PROBLEM DETAILS -
Your task is to give the number of lines in the listing that include "CONFIGURATION", and nothing else.

Excerpts from a figure dataset
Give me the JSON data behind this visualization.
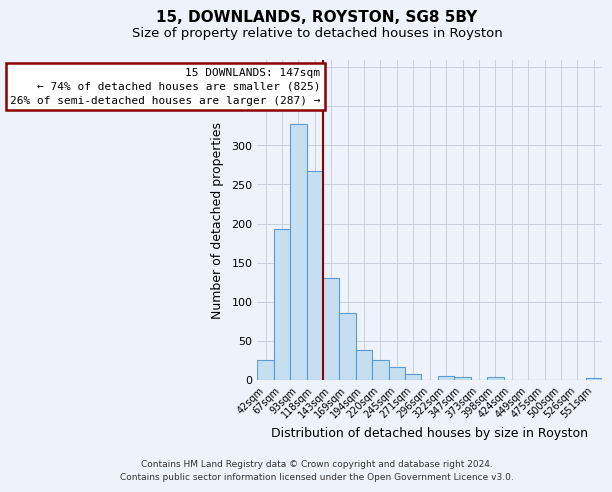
{
  "title": "15, DOWNLANDS, ROYSTON, SG8 5BY",
  "subtitle": "Size of property relative to detached houses in Royston",
  "xlabel": "Distribution of detached houses by size in Royston",
  "ylabel": "Number of detached properties",
  "bar_labels": [
    "42sqm",
    "67sqm",
    "93sqm",
    "118sqm",
    "143sqm",
    "169sqm",
    "194sqm",
    "220sqm",
    "245sqm",
    "271sqm",
    "296sqm",
    "322sqm",
    "347sqm",
    "373sqm",
    "398sqm",
    "424sqm",
    "449sqm",
    "475sqm",
    "500sqm",
    "526sqm",
    "551sqm"
  ],
  "bar_values": [
    25,
    193,
    328,
    267,
    130,
    86,
    38,
    25,
    17,
    8,
    0,
    5,
    3,
    0,
    3,
    0,
    0,
    0,
    0,
    0,
    2
  ],
  "bar_color": "#c5dff0",
  "bar_edge_color": "#5b9bd5",
  "ylim": [
    0,
    410
  ],
  "yticks": [
    0,
    50,
    100,
    150,
    200,
    250,
    300,
    350,
    400
  ],
  "marker_bar_index": 3,
  "marker_label": "15 DOWNLANDS: 147sqm",
  "marker_color": "#8b0000",
  "annotation_line1": "← 74% of detached houses are smaller (825)",
  "annotation_line2": "26% of semi-detached houses are larger (287) →",
  "footer1": "Contains HM Land Registry data © Crown copyright and database right 2024.",
  "footer2": "Contains public sector information licensed under the Open Government Licence v3.0.",
  "background_color": "#eef2fb",
  "grid_color": "#c8d0e0",
  "title_fontsize": 11,
  "subtitle_fontsize": 9.5
}
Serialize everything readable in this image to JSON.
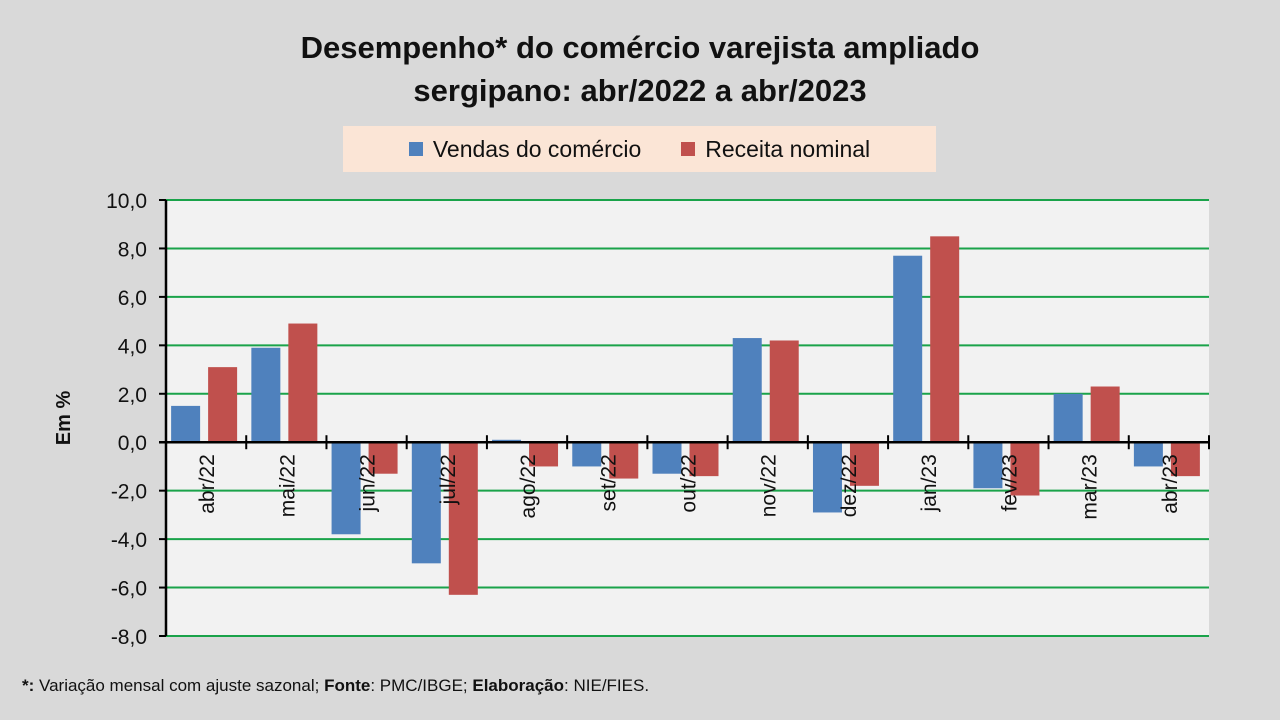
{
  "colors": {
    "vendas": "#4f81bd",
    "receita": "#c0504d",
    "grid": "#1aa34a",
    "plot_bg": "#f2f2f2",
    "legend_bg": "#fbe5d6"
  },
  "footnote": {
    "star_label": "*:",
    "text1": " Variação mensal com ajuste sazonal; ",
    "fonte_label": "Fonte",
    "text2": ": PMC/IBGE; ",
    "elab_label": "Elaboração",
    "text3": ": NIE/FIES."
  },
  "chart_data": {
    "type": "bar",
    "title_line1": "Desempenho* do comércio varejista ampliado",
    "title_line2": "sergipano: abr/2022 a abr/2023",
    "ylabel": "Em %",
    "xlabel": "",
    "ylim": [
      -8,
      10
    ],
    "yticks": [
      "10,0",
      "8,0",
      "6,0",
      "4,0",
      "2,0",
      "0,0",
      "-2,0",
      "-4,0",
      "-6,0",
      "-8,0"
    ],
    "ytick_values": [
      10,
      8,
      6,
      4,
      2,
      0,
      -2,
      -4,
      -6,
      -8
    ],
    "grid": true,
    "legend_position": "top-center",
    "categories": [
      "abr/22",
      "mai/22",
      "jun/22",
      "jul/22",
      "ago/22",
      "set/22",
      "out/22",
      "nov/22",
      "dez/22",
      "jan/23",
      "fev/23",
      "mar/23",
      "abr/23"
    ],
    "series": [
      {
        "name": "Vendas do comércio",
        "values": [
          1.5,
          3.9,
          -3.8,
          -5.0,
          0.1,
          -1.0,
          -1.3,
          4.3,
          -2.9,
          7.7,
          -1.9,
          2.0,
          -1.0
        ]
      },
      {
        "name": "Receita nominal",
        "values": [
          3.1,
          4.9,
          -1.3,
          -6.3,
          -1.0,
          -1.5,
          -1.4,
          4.2,
          -1.8,
          8.5,
          -2.2,
          2.3,
          -1.4
        ]
      }
    ]
  }
}
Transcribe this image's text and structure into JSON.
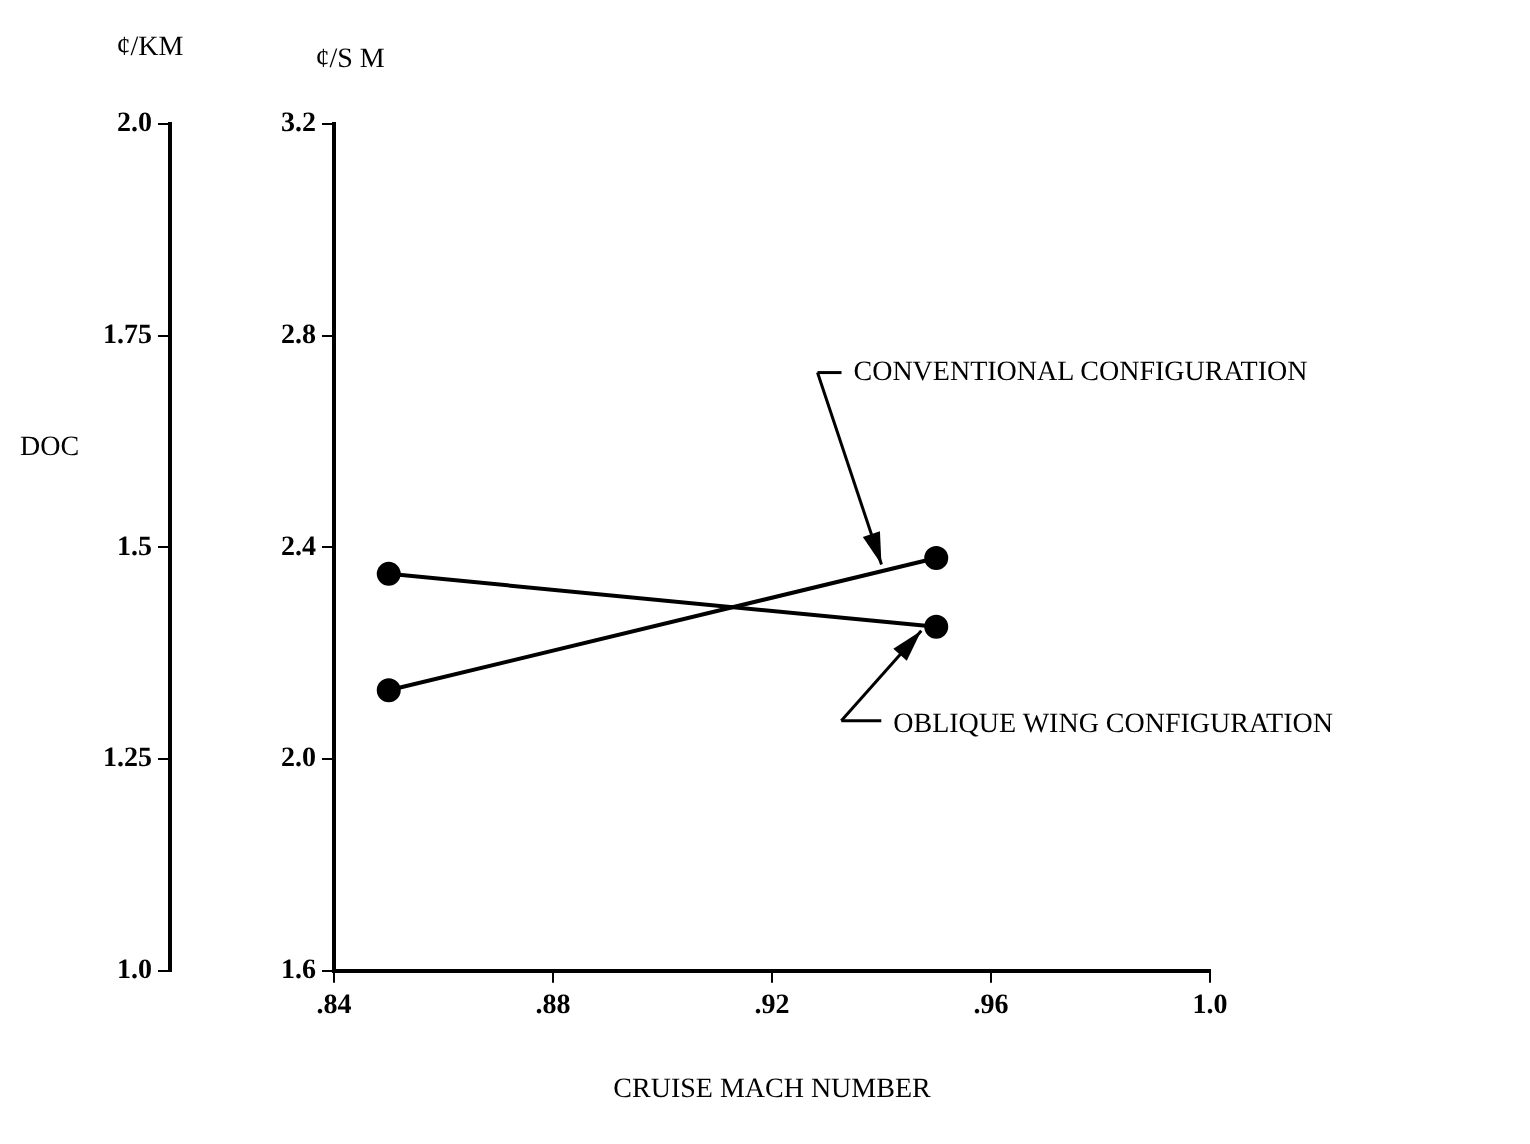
{
  "chart_data": {
    "type": "line",
    "xlabel": "CRUISE MACH NUMBER",
    "ylabel": "¢/S M",
    "y2label": "¢/KM",
    "x": [
      0.85,
      0.95
    ],
    "series": [
      {
        "color": "#000000",
        "values": [
          2.35,
          2.25
        ]
      },
      {
        "color": "#000000",
        "values": [
          2.13,
          2.38
        ]
      }
    ],
    "xlim": [
      0.84,
      1.0
    ],
    "xticks": [
      {
        "value": 0.84,
        "label": ".84"
      },
      {
        "value": 0.88,
        "label": ".88"
      },
      {
        "value": 0.92,
        "label": ".92"
      },
      {
        "value": 0.96,
        "label": ".96"
      },
      {
        "value": 1.0,
        "label": "1.0"
      }
    ],
    "ylim": [
      1.6,
      3.2
    ],
    "yticks": [
      {
        "value": 1.6,
        "label": "1.6"
      },
      {
        "value": 2.0,
        "label": "2.0"
      },
      {
        "value": 2.4,
        "label": "2.4"
      },
      {
        "value": 2.8,
        "label": "2.8"
      },
      {
        "value": 3.2,
        "label": "3.2"
      }
    ],
    "y2lim": [
      1.0,
      2.0
    ],
    "y2ticks": [
      {
        "value": 1.0,
        "label": "1.0"
      },
      {
        "value": 1.25,
        "label": "1.25"
      },
      {
        "value": 1.5,
        "label": "1.5"
      },
      {
        "value": 1.75,
        "label": "1.75"
      },
      {
        "value": 2.0,
        "label": "2.0"
      }
    ],
    "annotations": [
      "DOC",
      {
        "text": "CONVENTIONAL CONFIGURATION",
        "x": 0.94,
        "y": 2.36
      },
      {
        "text": "OBLIQUE WING CONFIGURATION",
        "x": 0.948,
        "y": 2.25
      }
    ],
    "marker": "circle",
    "line_style": "solid",
    "grid": false,
    "legend": false
  }
}
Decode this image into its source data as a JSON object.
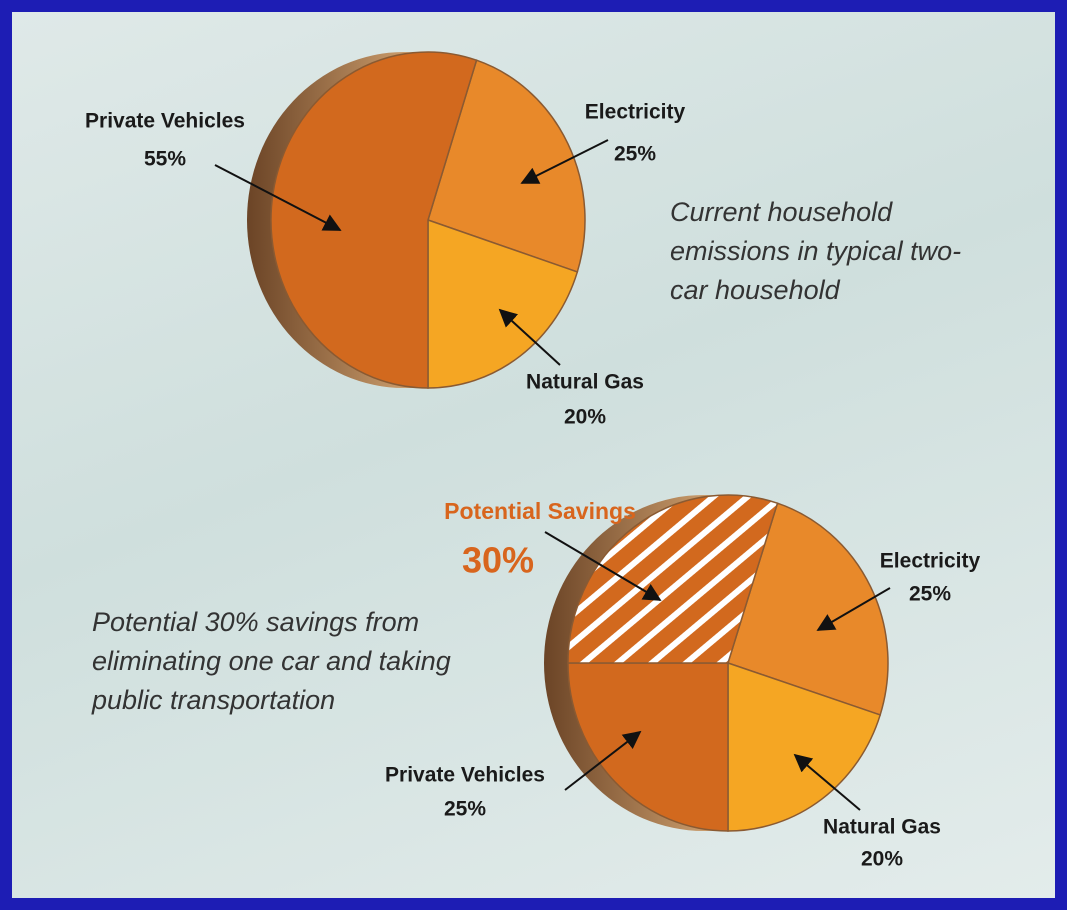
{
  "chart_data": [
    {
      "type": "pie",
      "categories": [
        "Electricity",
        "Natural Gas",
        "Private Vehicles"
      ],
      "values": [
        25,
        20,
        55
      ],
      "value_labels": [
        "25%",
        "20%",
        "55%"
      ],
      "colors": [
        "#e8892a",
        "#f5a623",
        "#d2691e"
      ],
      "hatched": [
        false,
        false,
        false
      ],
      "annotation": "Current household emissions in typical two-car household"
    },
    {
      "type": "pie",
      "categories": [
        "Electricity",
        "Natural Gas",
        "Private Vehicles",
        "Potential Savings"
      ],
      "values": [
        25,
        20,
        25,
        30
      ],
      "value_labels": [
        "25%",
        "20%",
        "25%",
        "30%"
      ],
      "colors": [
        "#e8892a",
        "#f5a623",
        "#d2691e",
        "#d2691e"
      ],
      "hatched": [
        false,
        false,
        false,
        true
      ],
      "annotation": "Potential 30% savings from eliminating one car and taking public transportation"
    }
  ]
}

THE COMPLETED TASK -
2